===== Dataset records =====
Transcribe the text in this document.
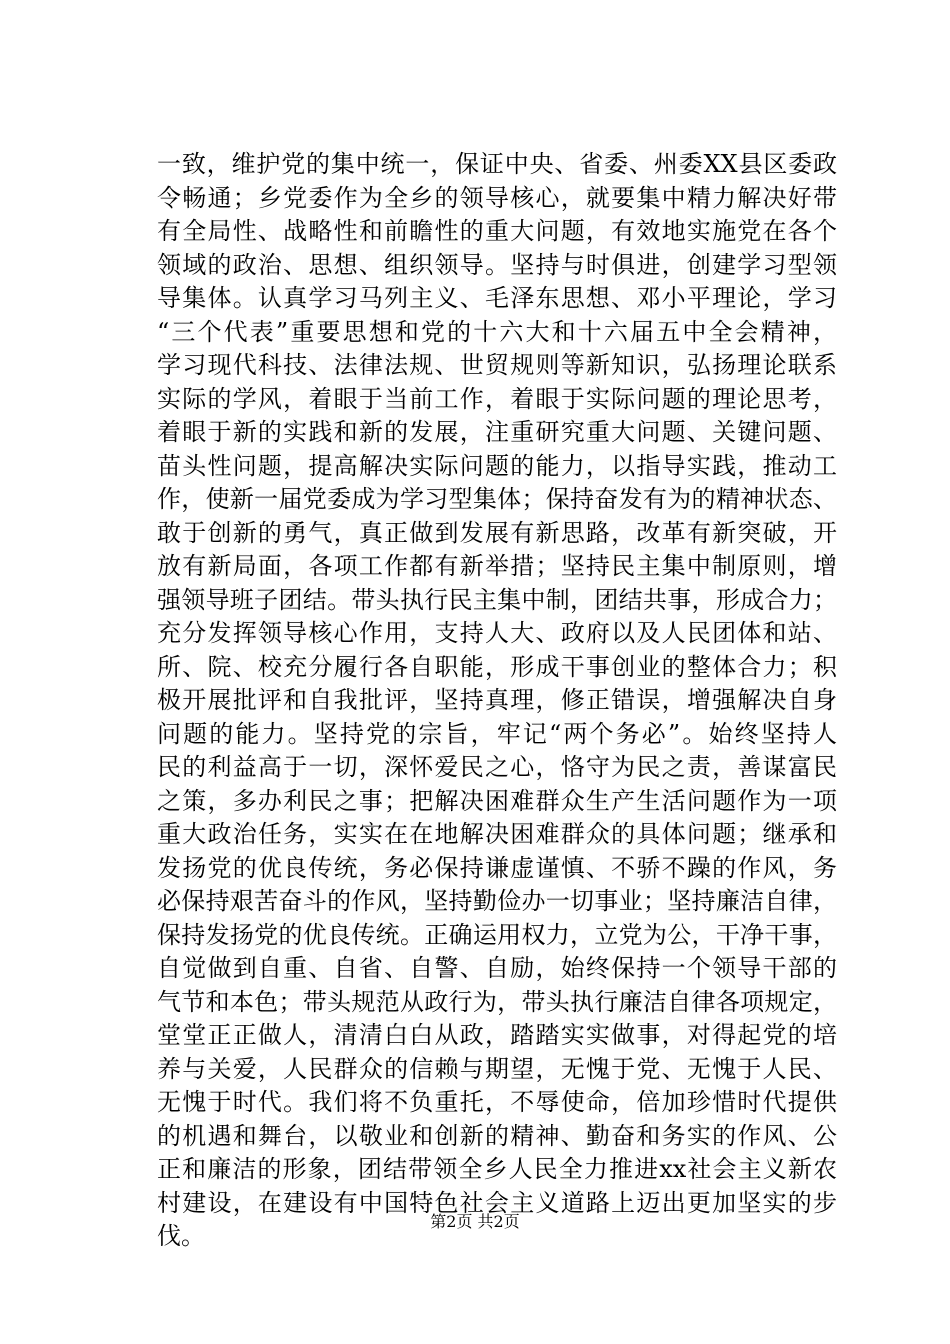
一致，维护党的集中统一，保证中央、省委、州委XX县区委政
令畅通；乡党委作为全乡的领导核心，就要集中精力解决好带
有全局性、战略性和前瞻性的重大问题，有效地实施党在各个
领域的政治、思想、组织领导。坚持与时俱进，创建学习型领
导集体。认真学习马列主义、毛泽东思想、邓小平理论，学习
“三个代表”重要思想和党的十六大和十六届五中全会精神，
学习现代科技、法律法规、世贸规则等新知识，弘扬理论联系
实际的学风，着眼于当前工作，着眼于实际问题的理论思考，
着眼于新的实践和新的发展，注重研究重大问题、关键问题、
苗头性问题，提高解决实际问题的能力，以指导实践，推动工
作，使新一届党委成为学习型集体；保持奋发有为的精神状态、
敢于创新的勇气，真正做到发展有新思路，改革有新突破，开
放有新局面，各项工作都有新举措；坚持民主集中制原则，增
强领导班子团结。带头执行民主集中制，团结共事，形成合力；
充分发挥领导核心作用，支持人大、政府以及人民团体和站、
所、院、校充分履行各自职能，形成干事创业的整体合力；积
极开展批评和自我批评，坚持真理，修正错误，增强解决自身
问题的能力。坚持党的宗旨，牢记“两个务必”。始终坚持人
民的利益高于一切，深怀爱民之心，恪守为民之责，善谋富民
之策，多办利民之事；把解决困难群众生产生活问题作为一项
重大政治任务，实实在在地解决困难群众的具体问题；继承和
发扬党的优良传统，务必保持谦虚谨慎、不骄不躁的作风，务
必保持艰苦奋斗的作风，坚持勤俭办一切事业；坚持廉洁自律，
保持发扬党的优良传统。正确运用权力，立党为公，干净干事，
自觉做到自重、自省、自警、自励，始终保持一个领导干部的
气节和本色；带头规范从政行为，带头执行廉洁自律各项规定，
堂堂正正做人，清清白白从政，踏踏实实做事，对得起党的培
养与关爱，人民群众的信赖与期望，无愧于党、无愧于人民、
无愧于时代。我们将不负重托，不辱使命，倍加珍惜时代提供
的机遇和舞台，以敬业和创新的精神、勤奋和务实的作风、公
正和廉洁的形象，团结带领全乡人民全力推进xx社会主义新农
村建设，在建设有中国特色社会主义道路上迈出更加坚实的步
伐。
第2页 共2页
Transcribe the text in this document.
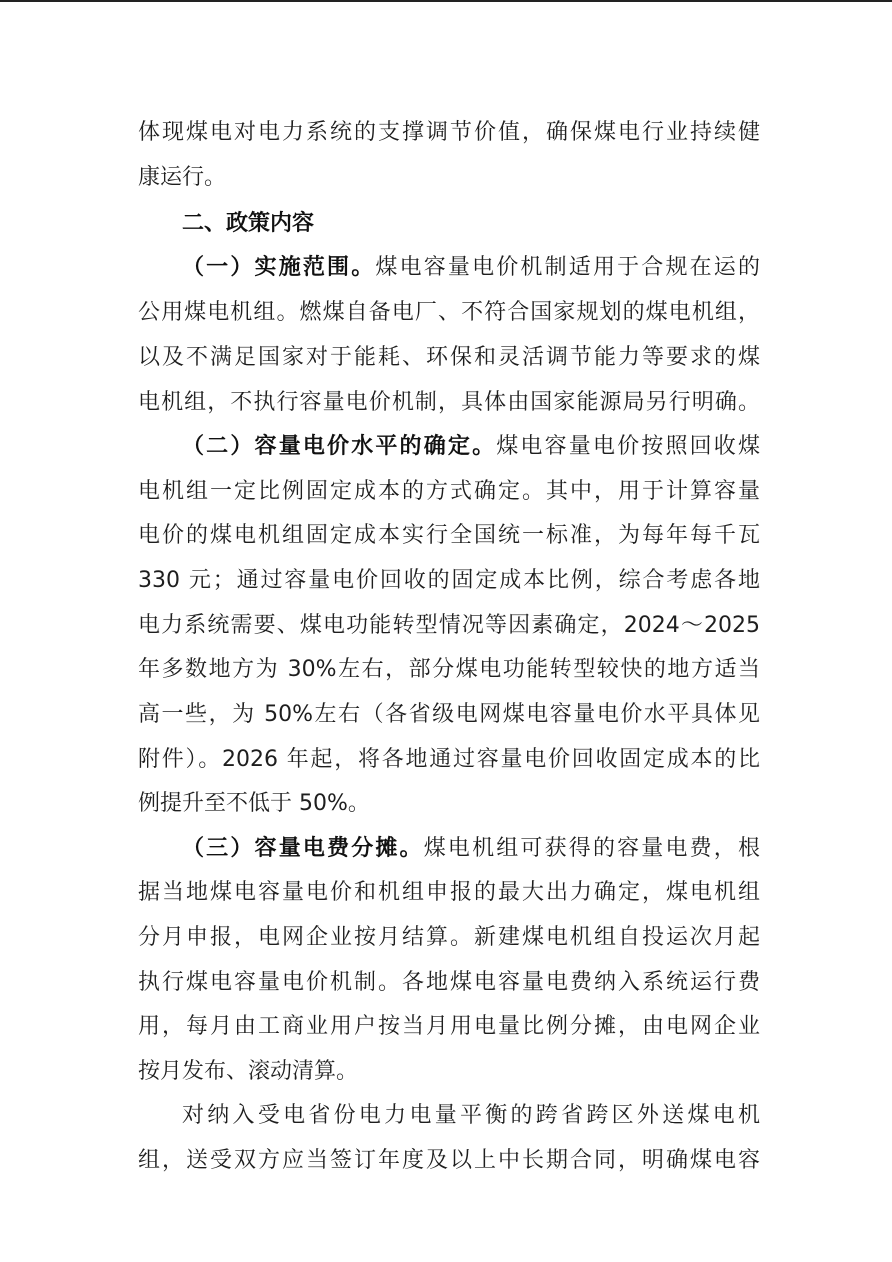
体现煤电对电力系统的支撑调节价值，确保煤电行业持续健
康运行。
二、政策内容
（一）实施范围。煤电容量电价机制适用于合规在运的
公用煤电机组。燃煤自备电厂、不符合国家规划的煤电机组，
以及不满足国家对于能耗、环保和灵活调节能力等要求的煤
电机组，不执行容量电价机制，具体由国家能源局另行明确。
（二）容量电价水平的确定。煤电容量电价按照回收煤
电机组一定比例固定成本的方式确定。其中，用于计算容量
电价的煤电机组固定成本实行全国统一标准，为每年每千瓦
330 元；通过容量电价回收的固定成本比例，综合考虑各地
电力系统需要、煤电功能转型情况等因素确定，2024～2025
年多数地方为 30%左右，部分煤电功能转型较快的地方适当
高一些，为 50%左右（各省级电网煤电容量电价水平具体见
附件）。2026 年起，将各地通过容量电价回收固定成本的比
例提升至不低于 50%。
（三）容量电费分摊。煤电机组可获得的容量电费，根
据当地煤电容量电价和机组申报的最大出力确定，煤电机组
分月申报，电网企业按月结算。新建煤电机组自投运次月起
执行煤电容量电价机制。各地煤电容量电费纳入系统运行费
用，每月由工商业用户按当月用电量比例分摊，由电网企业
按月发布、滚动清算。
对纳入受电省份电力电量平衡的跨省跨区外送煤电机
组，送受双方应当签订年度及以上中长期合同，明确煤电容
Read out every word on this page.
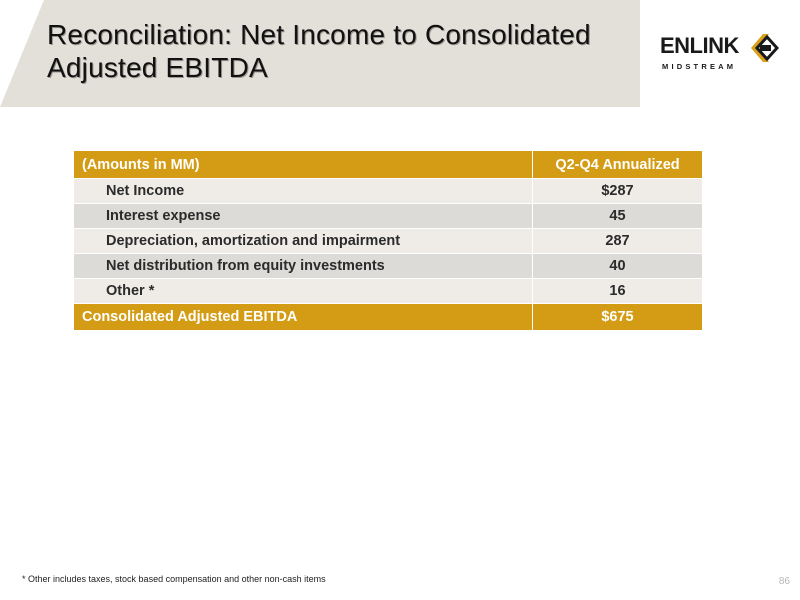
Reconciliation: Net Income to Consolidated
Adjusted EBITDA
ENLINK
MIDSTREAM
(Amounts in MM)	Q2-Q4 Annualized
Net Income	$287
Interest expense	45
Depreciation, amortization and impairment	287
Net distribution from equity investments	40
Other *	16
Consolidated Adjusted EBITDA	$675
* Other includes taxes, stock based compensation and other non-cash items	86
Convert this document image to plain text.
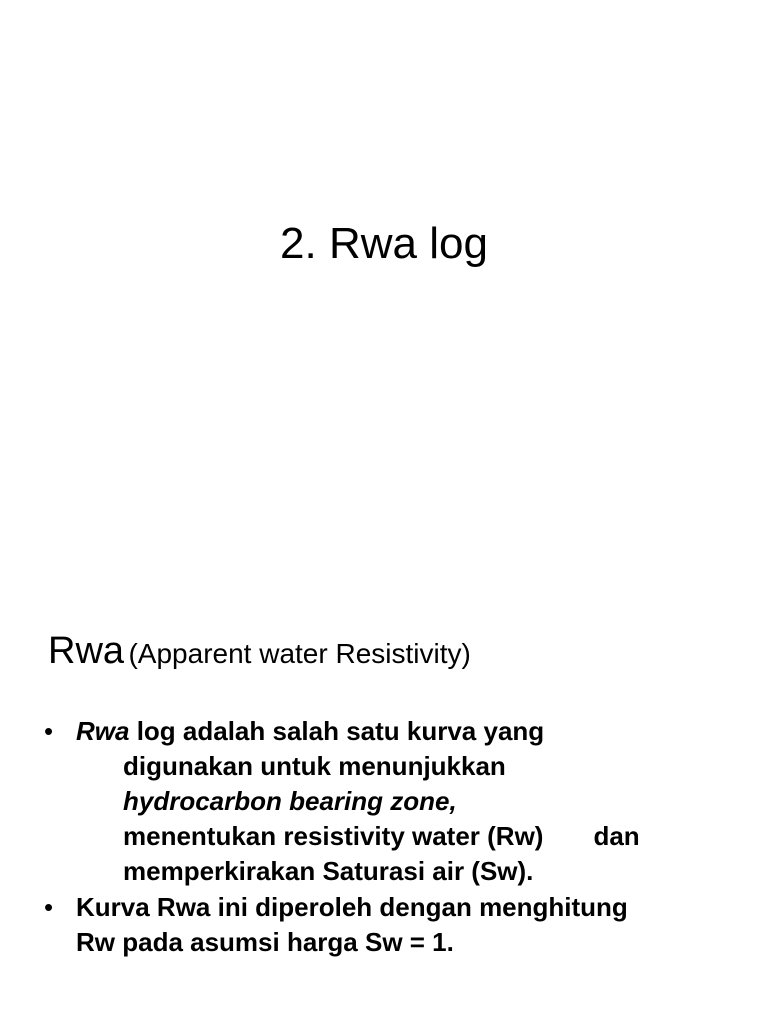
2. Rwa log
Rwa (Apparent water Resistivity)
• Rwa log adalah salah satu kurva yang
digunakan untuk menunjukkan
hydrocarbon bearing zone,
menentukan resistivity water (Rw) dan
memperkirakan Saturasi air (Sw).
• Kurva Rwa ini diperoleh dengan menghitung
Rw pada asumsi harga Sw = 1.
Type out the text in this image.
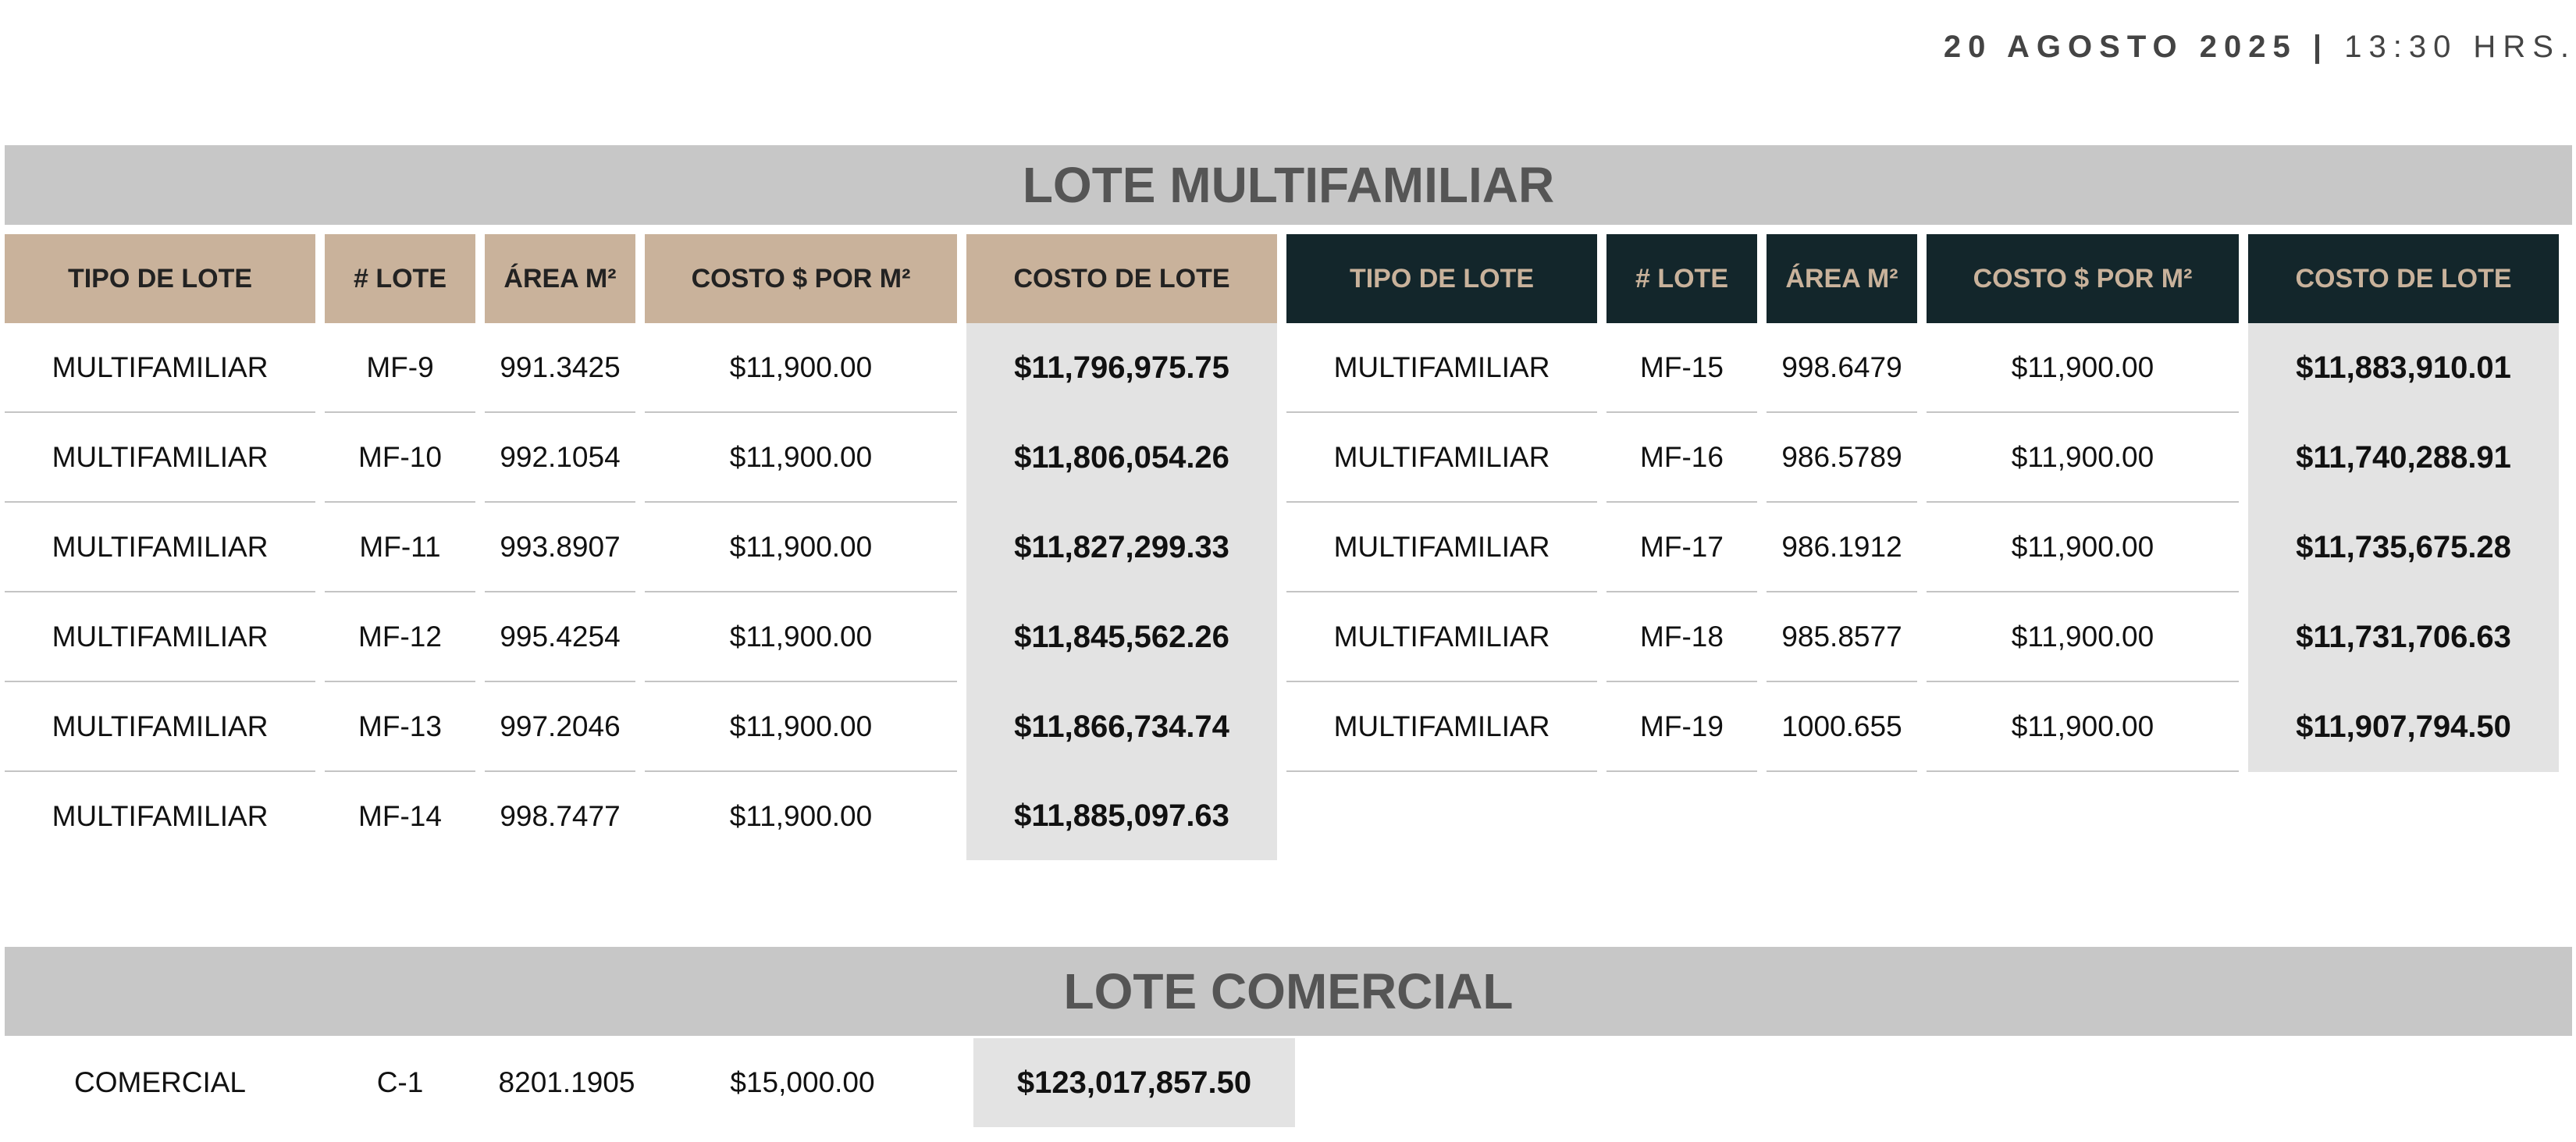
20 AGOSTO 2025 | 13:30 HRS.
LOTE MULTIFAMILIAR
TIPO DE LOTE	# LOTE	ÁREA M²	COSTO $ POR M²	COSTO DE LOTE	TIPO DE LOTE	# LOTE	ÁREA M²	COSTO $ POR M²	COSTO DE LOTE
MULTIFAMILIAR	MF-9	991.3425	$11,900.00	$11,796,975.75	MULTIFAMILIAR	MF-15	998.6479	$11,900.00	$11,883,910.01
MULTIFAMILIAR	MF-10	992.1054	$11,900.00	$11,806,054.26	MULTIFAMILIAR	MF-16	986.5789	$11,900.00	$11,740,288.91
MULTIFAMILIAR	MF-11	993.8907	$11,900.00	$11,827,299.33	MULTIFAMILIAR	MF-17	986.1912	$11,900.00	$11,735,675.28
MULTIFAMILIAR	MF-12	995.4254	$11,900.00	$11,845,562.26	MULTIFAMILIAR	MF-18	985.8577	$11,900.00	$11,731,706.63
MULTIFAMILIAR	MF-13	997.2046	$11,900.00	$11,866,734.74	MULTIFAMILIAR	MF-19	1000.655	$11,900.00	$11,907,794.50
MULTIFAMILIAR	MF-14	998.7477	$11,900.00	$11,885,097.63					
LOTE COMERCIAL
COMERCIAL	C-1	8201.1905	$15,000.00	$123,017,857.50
=====
Read the data above and count the lines that include "Other". Answer only with the count.

2